Write out the full set of records below exactly.
═════ RECORDS ═════
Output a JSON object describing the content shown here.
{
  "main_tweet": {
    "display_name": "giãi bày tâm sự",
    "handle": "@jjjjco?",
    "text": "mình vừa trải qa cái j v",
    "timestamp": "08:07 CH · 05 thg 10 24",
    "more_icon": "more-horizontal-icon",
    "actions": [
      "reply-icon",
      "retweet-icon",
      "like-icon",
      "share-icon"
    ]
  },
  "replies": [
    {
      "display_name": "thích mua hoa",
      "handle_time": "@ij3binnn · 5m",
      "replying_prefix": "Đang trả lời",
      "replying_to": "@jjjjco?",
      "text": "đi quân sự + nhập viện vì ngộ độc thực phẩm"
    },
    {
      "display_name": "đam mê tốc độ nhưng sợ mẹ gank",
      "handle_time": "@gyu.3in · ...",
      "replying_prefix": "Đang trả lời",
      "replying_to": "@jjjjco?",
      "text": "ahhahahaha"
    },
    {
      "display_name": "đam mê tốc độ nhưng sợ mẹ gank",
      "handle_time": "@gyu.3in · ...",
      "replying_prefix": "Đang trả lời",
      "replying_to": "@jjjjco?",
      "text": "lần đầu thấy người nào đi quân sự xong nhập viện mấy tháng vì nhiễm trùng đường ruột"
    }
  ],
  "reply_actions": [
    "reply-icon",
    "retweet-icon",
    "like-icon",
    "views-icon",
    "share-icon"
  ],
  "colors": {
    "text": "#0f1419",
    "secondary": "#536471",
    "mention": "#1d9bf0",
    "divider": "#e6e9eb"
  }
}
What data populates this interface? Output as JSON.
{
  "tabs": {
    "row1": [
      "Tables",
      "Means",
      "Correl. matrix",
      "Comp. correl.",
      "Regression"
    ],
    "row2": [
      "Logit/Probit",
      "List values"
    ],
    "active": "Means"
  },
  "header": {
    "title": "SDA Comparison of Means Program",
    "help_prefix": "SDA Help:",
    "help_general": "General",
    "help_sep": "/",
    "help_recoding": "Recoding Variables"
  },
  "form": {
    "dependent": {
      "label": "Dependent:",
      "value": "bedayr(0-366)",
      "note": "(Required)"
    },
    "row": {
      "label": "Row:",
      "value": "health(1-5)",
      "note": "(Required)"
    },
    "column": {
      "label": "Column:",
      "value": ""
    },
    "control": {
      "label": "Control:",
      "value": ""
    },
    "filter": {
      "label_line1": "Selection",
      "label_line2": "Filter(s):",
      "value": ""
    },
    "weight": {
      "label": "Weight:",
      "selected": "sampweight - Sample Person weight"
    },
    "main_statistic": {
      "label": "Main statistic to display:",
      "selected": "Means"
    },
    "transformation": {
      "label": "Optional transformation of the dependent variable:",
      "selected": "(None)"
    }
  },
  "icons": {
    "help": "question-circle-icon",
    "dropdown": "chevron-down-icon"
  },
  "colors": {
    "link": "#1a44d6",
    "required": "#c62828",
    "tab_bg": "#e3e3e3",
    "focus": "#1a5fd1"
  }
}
═════
WRITTEN RESPONSE:
Output a JSON object describing the content shown here.
{
  "main_tweet": {
    "display_name": "giãi bày tâm sự",
    "handle": "@jjjjco?",
    "text": "mình vừa trải qa cái j v",
    "timestamp": "08:07 CH · 05 thg 10 24",
    "more_icon": "more-horizontal-icon",
    "actions": [
      "reply-icon",
      "retweet-icon",
      "like-icon",
      "share-icon"
    ]
  },
  "replies": [
    {
      "display_name": "thích mua hoa",
      "handle_time": "@ij3binnn · 5m",
      "replying_prefix": "Đang trả lời",
      "replying_to": "@jjjjco?",
      "text": "đi quân sự + nhập viện vì ngộ độc thực phẩm"
    },
    {
      "display_name": "đam mê tốc độ nhưng sợ mẹ gank",
      "handle_time": "@gyu.3in · ...",
      "replying_prefix": "Đang trả lời",
      "replying_to": "@jjjjco?",
      "text": "ahhahahaha"
    },
    {
      "display_name": "đam mê tốc độ nhưng sợ mẹ gank",
      "handle_time": "@gyu.3in · ...",
      "replying_prefix": "Đang trả lời",
      "replying_to": "@jjjjco?",
      "text": "lần đầu thấy người nào đi quân sự xong nhập viện mấy tháng vì nhiễm trùng đường ruột"
    }
  ],
  "reply_actions": [
    "reply-icon",
    "retweet-icon",
    "like-icon",
    "views-icon",
    "share-icon"
  ],
  "colors": {
    "text": "#0f1419",
    "secondary": "#536471",
    "mention": "#1d9bf0",
    "divider": "#e6e9eb"
  }
}
What data populates this interface? Output as JSON.
{
  "tabs": {
    "row1": [
      "Tables",
      "Means",
      "Correl. matrix",
      "Comp. correl.",
      "Regression"
    ],
    "row2": [
      "Logit/Probit",
      "List values"
    ],
    "active": "Means"
  },
  "header": {
    "title": "SDA Comparison of Means Program",
    "help_prefix": "SDA Help:",
    "help_general": "General",
    "help_sep": "/",
    "help_recoding": "Recoding Variables"
  },
  "form": {
    "dependent": {
      "label": "Dependent:",
      "value": "bedayr(0-366)",
      "note": "(Required)"
    },
    "row": {
      "label": "Row:",
      "value": "health(1-5)",
      "note": "(Required)"
    },
    "column": {
      "label": "Column:",
      "value": ""
    },
    "control": {
      "label": "Control:",
      "value": ""
    },
    "filter": {
      "label_line1": "Selection",
      "label_line2": "Filter(s):",
      "value": ""
    },
    "weight": {
      "label": "Weight:",
      "selected": "sampweight - Sample Person weight"
    },
    "main_statistic": {
      "label": "Main statistic to display:",
      "selected": "Means"
    },
    "transformation": {
      "label": "Optional transformation of the dependent variable:",
      "selected": "(None)"
    }
  },
  "icons": {
    "help": "question-circle-icon",
    "dropdown": "chevron-down-icon"
  },
  "colors": {
    "link": "#1a44d6",
    "required": "#c62828",
    "tab_bg": "#e3e3e3",
    "focus": "#1a5fd1"
  }
}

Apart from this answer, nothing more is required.